Exercise brief:
Copy every line of the data in which the word "Year" occurs.

Dataset rows about figures:

▼

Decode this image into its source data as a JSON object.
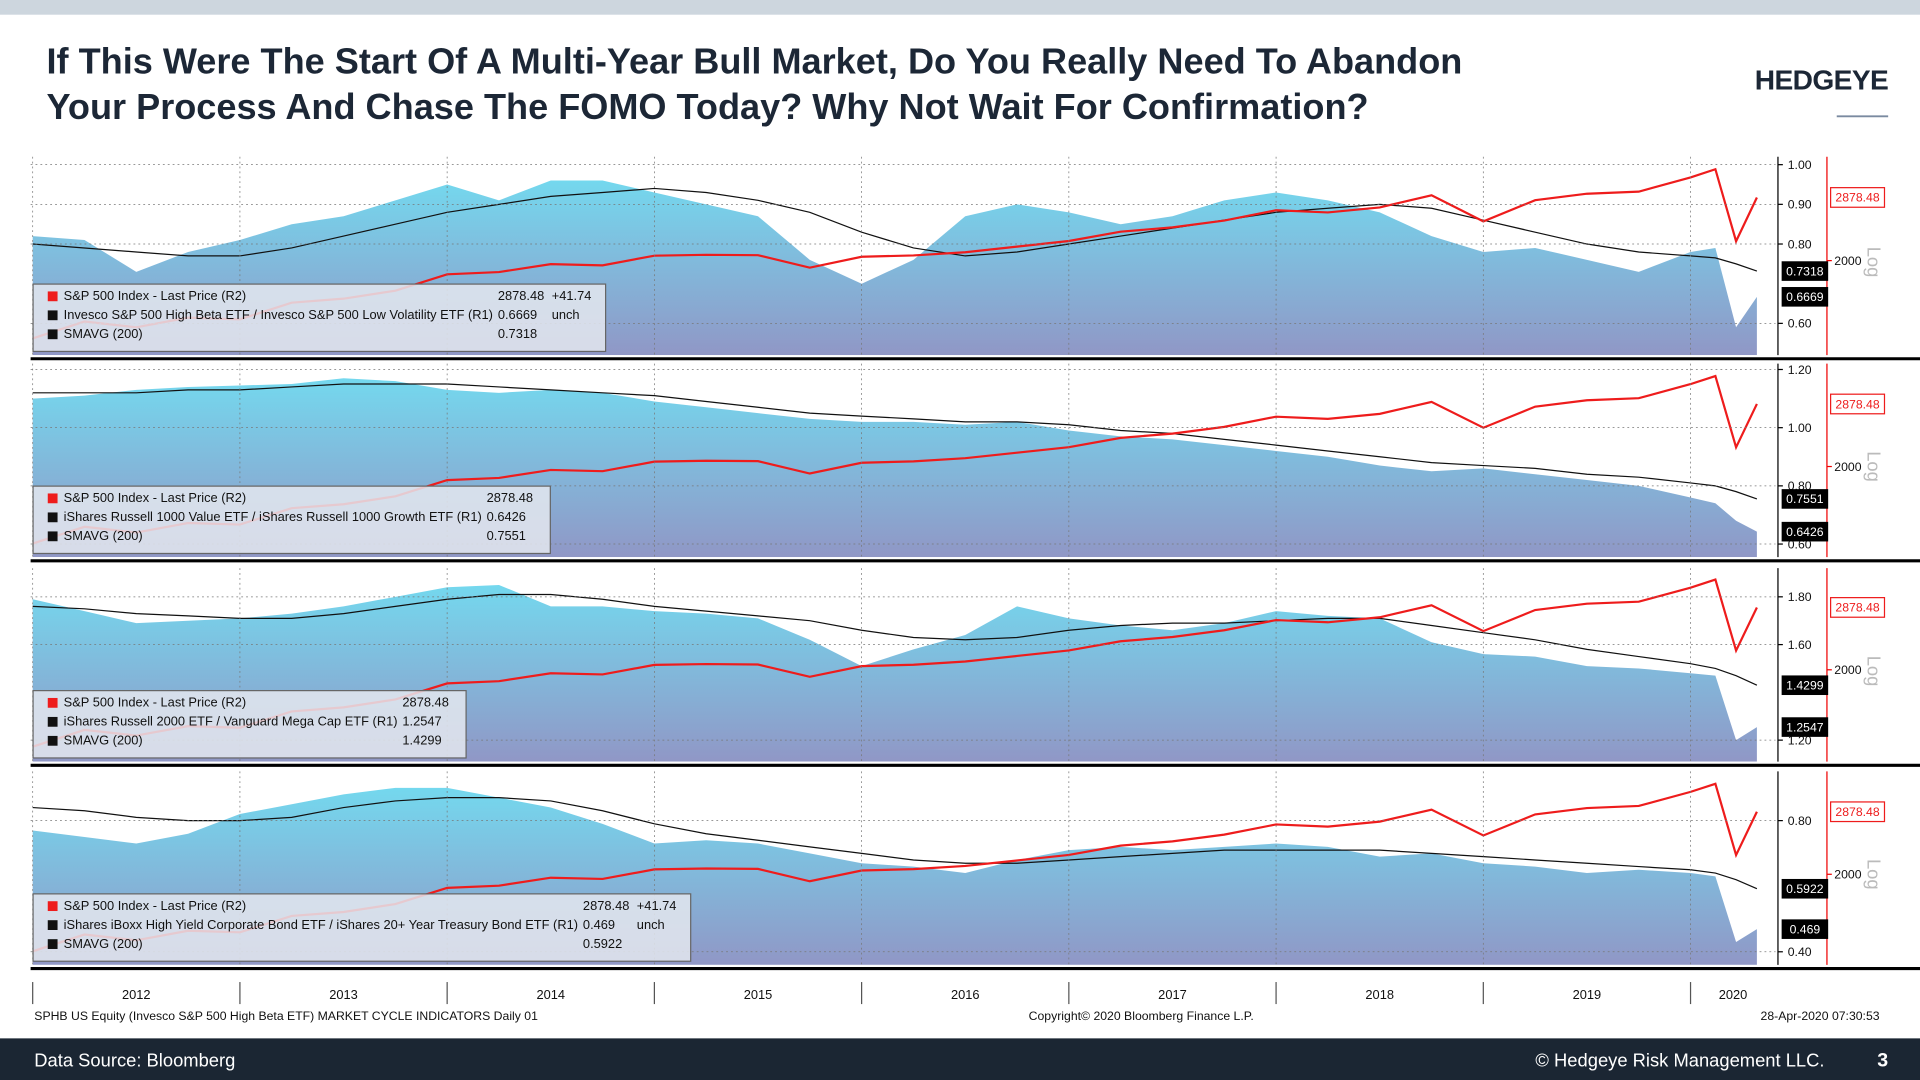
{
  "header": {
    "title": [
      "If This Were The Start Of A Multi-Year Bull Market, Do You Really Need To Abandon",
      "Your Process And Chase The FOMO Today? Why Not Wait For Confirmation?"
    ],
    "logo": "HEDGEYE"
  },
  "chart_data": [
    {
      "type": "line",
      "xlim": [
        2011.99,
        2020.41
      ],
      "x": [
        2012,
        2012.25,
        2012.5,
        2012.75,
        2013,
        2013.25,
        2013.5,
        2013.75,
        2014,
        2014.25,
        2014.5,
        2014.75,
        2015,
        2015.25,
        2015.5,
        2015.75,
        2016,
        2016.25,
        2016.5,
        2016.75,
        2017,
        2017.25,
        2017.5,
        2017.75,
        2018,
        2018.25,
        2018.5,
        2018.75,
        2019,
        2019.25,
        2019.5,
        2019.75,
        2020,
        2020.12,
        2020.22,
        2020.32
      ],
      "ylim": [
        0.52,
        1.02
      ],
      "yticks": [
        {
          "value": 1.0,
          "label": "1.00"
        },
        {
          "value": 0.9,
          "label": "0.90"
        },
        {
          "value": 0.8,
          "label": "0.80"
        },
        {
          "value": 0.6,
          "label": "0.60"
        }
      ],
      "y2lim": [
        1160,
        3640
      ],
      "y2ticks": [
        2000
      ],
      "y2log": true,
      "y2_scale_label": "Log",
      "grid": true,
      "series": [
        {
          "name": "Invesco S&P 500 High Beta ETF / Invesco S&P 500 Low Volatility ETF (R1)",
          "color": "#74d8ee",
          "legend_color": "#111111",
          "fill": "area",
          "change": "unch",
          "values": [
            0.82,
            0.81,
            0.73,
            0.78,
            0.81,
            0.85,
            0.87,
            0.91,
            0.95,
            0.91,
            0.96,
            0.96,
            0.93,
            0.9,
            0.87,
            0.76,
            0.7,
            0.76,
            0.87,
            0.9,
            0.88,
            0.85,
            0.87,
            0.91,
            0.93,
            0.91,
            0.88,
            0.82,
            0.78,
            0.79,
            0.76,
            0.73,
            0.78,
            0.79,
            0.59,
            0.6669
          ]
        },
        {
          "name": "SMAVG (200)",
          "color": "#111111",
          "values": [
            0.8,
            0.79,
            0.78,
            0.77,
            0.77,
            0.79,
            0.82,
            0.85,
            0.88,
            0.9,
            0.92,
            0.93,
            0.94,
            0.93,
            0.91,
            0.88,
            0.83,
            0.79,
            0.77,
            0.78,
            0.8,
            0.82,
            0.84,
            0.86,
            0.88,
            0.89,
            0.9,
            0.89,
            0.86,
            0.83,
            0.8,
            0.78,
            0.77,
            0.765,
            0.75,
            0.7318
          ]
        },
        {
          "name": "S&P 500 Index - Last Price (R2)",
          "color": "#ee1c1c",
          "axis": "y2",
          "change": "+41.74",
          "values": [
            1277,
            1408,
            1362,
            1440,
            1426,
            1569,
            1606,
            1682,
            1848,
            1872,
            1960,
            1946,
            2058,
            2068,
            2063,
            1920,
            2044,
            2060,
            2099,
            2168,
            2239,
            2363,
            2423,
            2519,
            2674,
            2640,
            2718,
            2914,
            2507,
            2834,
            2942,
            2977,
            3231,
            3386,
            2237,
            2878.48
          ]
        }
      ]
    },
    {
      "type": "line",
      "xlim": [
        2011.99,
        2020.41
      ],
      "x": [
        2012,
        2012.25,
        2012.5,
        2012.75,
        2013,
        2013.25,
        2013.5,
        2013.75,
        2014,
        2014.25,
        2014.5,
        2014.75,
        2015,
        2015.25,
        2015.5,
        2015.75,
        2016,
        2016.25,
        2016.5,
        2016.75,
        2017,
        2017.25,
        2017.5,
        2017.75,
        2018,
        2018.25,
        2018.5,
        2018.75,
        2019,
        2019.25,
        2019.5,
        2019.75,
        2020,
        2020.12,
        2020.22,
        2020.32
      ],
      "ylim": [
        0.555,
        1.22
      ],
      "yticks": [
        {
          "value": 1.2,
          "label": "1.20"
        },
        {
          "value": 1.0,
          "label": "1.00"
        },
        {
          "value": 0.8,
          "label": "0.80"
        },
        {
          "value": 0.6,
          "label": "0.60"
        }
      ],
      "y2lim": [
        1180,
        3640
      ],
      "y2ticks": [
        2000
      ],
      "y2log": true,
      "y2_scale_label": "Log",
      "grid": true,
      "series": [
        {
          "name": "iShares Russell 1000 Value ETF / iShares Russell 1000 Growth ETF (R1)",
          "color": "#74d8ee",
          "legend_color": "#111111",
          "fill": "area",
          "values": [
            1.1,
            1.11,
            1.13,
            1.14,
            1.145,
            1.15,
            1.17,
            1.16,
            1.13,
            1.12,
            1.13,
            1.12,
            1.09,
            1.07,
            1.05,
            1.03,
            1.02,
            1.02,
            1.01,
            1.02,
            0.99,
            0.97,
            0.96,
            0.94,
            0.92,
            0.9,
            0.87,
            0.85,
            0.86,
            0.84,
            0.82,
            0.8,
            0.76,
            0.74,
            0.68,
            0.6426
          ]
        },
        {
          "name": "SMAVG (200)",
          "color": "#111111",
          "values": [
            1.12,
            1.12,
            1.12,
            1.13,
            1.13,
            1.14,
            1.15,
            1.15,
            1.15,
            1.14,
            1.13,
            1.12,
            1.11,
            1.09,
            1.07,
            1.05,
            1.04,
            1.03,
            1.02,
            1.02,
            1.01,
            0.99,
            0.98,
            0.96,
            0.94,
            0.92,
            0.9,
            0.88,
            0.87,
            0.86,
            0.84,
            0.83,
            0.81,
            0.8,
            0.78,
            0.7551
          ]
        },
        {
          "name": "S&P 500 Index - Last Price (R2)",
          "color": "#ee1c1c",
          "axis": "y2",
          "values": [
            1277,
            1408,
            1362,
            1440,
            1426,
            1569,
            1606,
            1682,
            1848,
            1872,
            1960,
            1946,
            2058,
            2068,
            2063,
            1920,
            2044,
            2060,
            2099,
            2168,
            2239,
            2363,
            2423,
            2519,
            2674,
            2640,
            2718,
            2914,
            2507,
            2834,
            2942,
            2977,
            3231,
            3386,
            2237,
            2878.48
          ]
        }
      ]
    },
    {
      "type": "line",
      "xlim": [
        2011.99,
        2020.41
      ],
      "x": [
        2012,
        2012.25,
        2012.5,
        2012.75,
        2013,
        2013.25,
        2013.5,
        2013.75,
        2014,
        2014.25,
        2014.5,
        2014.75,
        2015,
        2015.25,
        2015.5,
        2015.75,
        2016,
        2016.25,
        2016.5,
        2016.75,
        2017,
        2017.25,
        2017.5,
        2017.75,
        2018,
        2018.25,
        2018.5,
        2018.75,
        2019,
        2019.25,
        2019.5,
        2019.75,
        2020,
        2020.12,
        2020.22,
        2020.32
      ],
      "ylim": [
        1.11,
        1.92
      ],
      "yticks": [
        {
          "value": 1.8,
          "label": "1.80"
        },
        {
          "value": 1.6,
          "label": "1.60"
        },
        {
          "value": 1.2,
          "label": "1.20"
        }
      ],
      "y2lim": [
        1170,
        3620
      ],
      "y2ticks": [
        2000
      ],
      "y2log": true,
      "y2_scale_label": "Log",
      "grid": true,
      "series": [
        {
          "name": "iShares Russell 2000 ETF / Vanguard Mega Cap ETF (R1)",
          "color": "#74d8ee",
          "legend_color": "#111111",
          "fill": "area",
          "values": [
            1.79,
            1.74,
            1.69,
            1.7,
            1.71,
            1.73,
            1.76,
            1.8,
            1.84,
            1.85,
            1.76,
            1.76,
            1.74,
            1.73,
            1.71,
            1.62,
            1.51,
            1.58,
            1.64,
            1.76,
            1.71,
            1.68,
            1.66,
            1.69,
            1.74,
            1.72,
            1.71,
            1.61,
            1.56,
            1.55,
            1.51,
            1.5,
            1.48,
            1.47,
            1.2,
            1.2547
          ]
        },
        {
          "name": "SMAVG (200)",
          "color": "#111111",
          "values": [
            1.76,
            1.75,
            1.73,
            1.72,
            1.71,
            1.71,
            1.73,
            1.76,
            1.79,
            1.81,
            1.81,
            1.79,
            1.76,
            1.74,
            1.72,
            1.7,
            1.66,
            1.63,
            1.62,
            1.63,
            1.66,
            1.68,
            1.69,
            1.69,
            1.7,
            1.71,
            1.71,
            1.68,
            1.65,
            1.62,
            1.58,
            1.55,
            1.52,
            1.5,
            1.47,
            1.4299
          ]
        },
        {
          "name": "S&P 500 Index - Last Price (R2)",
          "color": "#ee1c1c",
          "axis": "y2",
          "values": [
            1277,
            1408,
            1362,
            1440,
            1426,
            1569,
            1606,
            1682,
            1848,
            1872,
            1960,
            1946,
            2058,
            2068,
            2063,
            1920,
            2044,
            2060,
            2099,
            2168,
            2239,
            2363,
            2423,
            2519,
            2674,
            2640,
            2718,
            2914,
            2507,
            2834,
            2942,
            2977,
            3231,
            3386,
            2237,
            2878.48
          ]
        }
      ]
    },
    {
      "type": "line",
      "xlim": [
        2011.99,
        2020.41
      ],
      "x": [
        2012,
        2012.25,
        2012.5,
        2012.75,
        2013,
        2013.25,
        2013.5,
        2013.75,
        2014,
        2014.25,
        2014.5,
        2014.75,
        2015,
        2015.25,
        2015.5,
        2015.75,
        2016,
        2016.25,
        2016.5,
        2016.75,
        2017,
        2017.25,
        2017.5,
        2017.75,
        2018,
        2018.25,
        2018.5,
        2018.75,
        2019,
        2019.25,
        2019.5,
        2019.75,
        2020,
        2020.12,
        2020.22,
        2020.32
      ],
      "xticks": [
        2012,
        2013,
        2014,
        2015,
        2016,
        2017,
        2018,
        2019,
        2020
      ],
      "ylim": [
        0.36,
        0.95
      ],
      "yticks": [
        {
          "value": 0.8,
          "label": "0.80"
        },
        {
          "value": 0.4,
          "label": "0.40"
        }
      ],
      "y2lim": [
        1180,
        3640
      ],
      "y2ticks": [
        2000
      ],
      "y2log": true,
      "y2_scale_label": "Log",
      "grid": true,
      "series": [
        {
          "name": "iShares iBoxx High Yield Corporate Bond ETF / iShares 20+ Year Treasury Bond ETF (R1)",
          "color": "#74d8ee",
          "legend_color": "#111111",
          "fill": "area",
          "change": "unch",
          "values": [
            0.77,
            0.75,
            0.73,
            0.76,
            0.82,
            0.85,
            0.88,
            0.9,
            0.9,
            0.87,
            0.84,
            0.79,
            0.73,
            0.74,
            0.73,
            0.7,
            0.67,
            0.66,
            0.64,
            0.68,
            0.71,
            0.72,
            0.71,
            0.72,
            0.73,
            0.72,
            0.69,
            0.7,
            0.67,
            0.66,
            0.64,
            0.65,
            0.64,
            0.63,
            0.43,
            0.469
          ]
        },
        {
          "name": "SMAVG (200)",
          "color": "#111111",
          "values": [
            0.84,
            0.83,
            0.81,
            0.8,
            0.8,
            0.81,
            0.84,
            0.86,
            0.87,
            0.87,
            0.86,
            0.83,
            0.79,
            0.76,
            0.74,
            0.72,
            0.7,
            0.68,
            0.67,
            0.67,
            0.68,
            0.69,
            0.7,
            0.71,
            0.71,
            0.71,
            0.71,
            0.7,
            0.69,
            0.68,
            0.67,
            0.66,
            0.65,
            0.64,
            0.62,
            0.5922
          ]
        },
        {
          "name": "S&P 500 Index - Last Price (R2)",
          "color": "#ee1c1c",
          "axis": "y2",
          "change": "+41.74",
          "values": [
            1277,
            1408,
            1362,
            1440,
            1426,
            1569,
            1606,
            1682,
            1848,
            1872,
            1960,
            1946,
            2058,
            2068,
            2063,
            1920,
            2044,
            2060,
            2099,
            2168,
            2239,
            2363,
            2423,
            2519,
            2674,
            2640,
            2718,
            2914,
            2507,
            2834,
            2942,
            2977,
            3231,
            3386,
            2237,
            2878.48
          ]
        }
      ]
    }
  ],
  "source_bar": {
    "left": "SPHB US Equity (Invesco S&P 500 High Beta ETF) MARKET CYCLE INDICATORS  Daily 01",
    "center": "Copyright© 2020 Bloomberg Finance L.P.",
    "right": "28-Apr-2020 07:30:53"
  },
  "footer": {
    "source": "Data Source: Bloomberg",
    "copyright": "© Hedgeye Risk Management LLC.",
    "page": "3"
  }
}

▲

Solution to this problem:
      "If This Were The Start Of A Multi-Year Bull Market, Do You Really Need To Abandon",
          "name": "iShares iBoxx High Yield Corporate Bond ETF / iShares 20+ Year Treasury Bond ETF (R1)",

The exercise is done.